Collected data entries
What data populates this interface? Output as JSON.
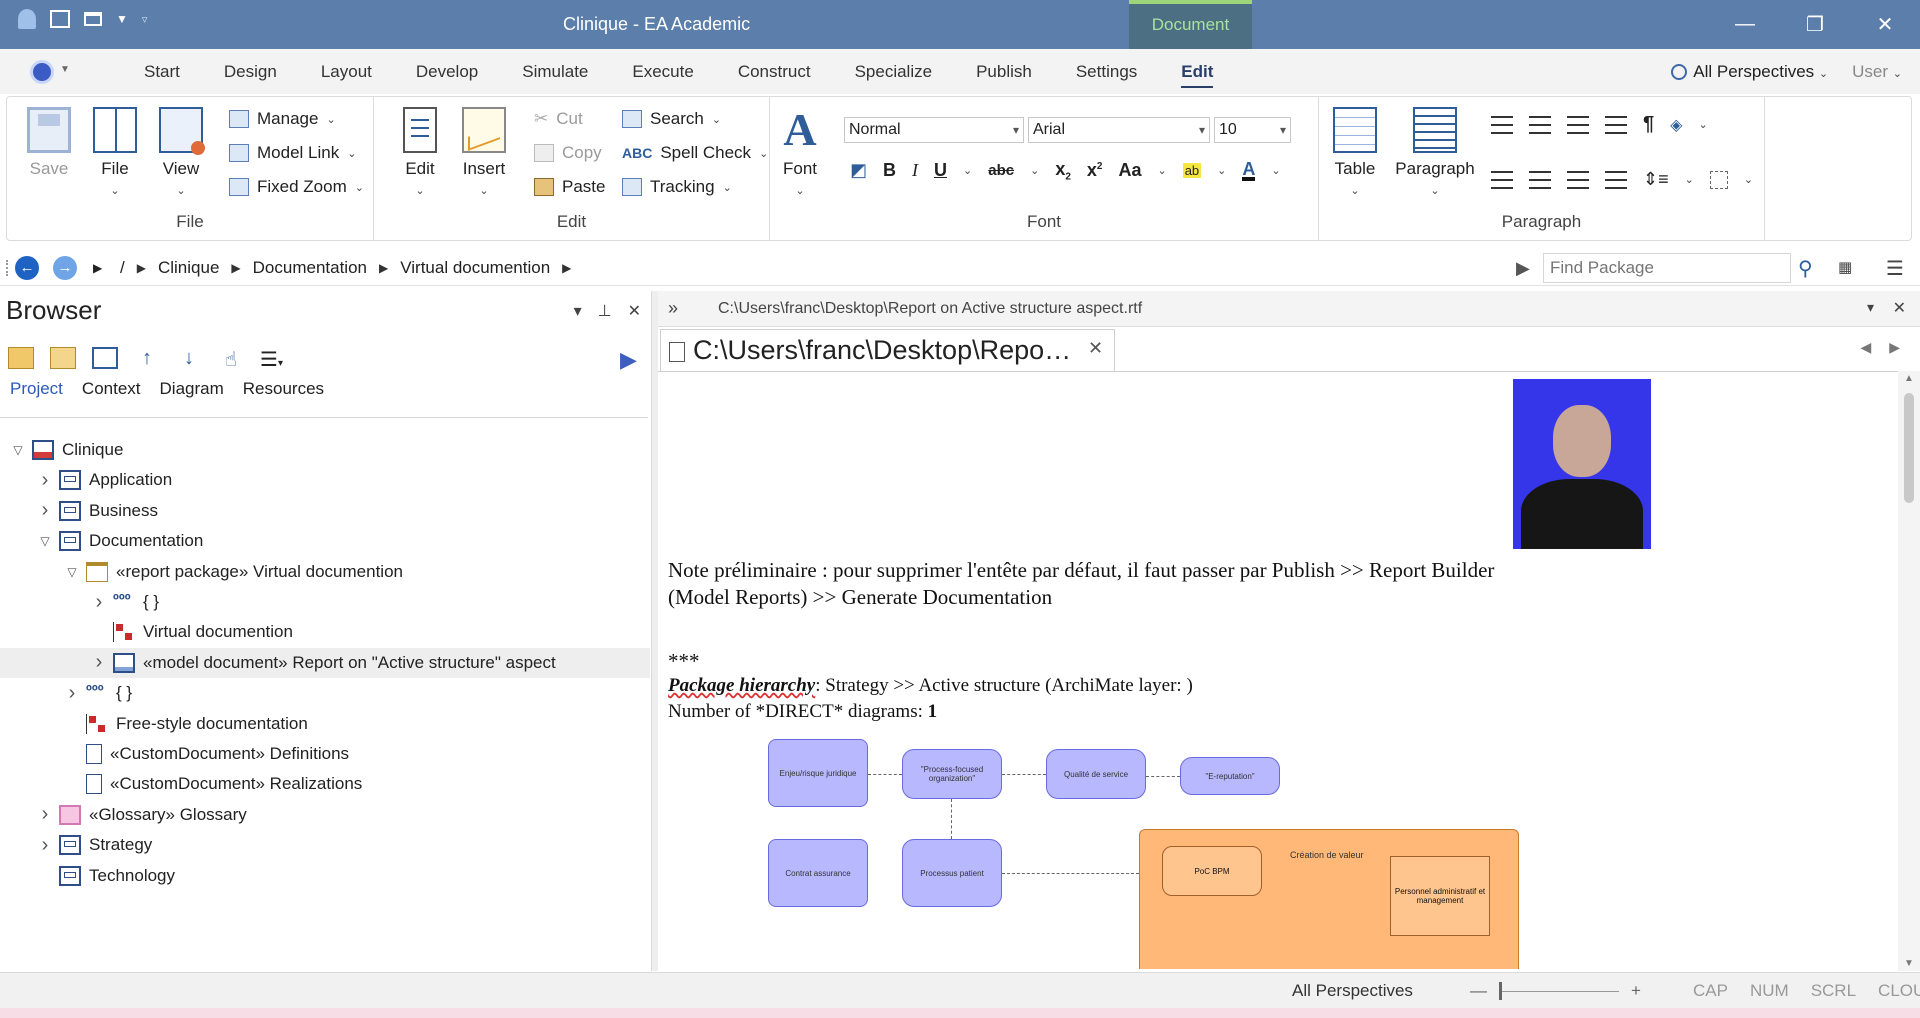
{
  "titlebar": {
    "title": "Clinique - EA Academic",
    "context_tab": "Document"
  },
  "menu": {
    "tabs": [
      "Start",
      "Design",
      "Layout",
      "Develop",
      "Simulate",
      "Execute",
      "Construct",
      "Specialize",
      "Publish",
      "Settings",
      "Edit"
    ],
    "active_tab": "Edit",
    "perspectives": "All Perspectives",
    "user": "User"
  },
  "ribbon": {
    "file_group": {
      "label": "File",
      "save": "Save",
      "file": "File",
      "view": "View",
      "manage": "Manage",
      "model_link": "Model Link",
      "fixed_zoom": "Fixed Zoom"
    },
    "edit_group": {
      "label": "Edit",
      "edit": "Edit",
      "insert": "Insert",
      "cut": "Cut",
      "copy": "Copy",
      "paste": "Paste",
      "search": "Search",
      "spell_check": "Spell Check",
      "tracking": "Tracking"
    },
    "font_group": {
      "label": "Font",
      "font": "Font",
      "style": "Normal",
      "family": "Arial",
      "size": "10"
    },
    "paragraph_group": {
      "label": "Paragraph",
      "table": "Table",
      "paragraph": "Paragraph"
    }
  },
  "address": {
    "root": "/",
    "crumbs": [
      "Clinique",
      "Documentation",
      "Virtual documention"
    ],
    "find_placeholder": "Find Package"
  },
  "browser": {
    "title": "Browser",
    "tabs": [
      "Project",
      "Context",
      "Diagram",
      "Resources"
    ],
    "active_tab": "Project",
    "tree": [
      {
        "label": "Clinique",
        "level": 0,
        "exp": "open",
        "icon": "model"
      },
      {
        "label": "Application",
        "level": 1,
        "exp": "closed",
        "icon": "package"
      },
      {
        "label": "Business",
        "level": 1,
        "exp": "closed",
        "icon": "package"
      },
      {
        "label": "Documentation",
        "level": 1,
        "exp": "open",
        "icon": "package"
      },
      {
        "label": "«report package» Virtual documention",
        "level": 2,
        "exp": "open",
        "icon": "folder"
      },
      {
        "label": "{ }",
        "level": 3,
        "exp": "closed",
        "icon": "dots"
      },
      {
        "label": "Virtual documention",
        "level": 3,
        "exp": "none",
        "icon": "hierarchy"
      },
      {
        "label": "«model document» Report on \"Active structure\" aspect",
        "level": 3,
        "exp": "closed",
        "icon": "document",
        "selected": true
      },
      {
        "label": "{ }",
        "level": 2,
        "exp": "closed",
        "icon": "dots"
      },
      {
        "label": "Free-style documentation",
        "level": 2,
        "exp": "none",
        "icon": "hierarchy"
      },
      {
        "label": "«CustomDocument» Definitions",
        "level": 2,
        "exp": "none",
        "icon": "page"
      },
      {
        "label": "«CustomDocument» Realizations",
        "level": 2,
        "exp": "none",
        "icon": "page"
      },
      {
        "label": "«Glossary» Glossary",
        "level": 1,
        "exp": "closed",
        "icon": "glossary"
      },
      {
        "label": "Strategy",
        "level": 1,
        "exp": "closed",
        "icon": "package"
      },
      {
        "label": "Technology",
        "level": 1,
        "exp": "none",
        "icon": "package"
      }
    ]
  },
  "document": {
    "path": "C:\\Users\\franc\\Desktop\\Report on Active structure aspect.rtf",
    "tab_label": "C:\\Users\\franc\\Desktop\\Repo…",
    "note_line1": "Note préliminaire : pour supprimer l'entête par défaut, il faut passer par Publish >> Report Builder",
    "note_line2": "(Model Reports) >> Generate Documentation",
    "stars": "***",
    "hierarchy_label": "Package hierarchy",
    "hierarchy_value": ": Strategy >> Active structure (ArchiMate layer: )",
    "direct_label": "Number of *DIRECT* diagrams: ",
    "direct_count": "1",
    "diagram": {
      "e1": "Enjeu/risque juridique",
      "e2": "\"Process-focused organization\"",
      "e3": "Qualité de service",
      "e4": "\"E-reputation\"",
      "e5": "Contrat assurance",
      "e6": "Processus patient",
      "group": "Création de valeur",
      "e7": "PoC BPM",
      "e8": "Personnel administratif et management"
    }
  },
  "status": {
    "perspectives": "All Perspectives",
    "indicators": [
      "CAP",
      "NUM",
      "SCRL",
      "CLOUD"
    ]
  },
  "colors": {
    "titlebar": "#5b7faa",
    "context_tab_bg": "#4d6f83",
    "context_tab_text": "#a6e39e",
    "archimate_motivation": "#b8b8ff",
    "archimate_group": "#ffb877"
  }
}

Task statement
Locate the word "style" in the records above, and return each line that has it.

Finished answer
      "style": "Normal",
        "label": "Free-style documentation",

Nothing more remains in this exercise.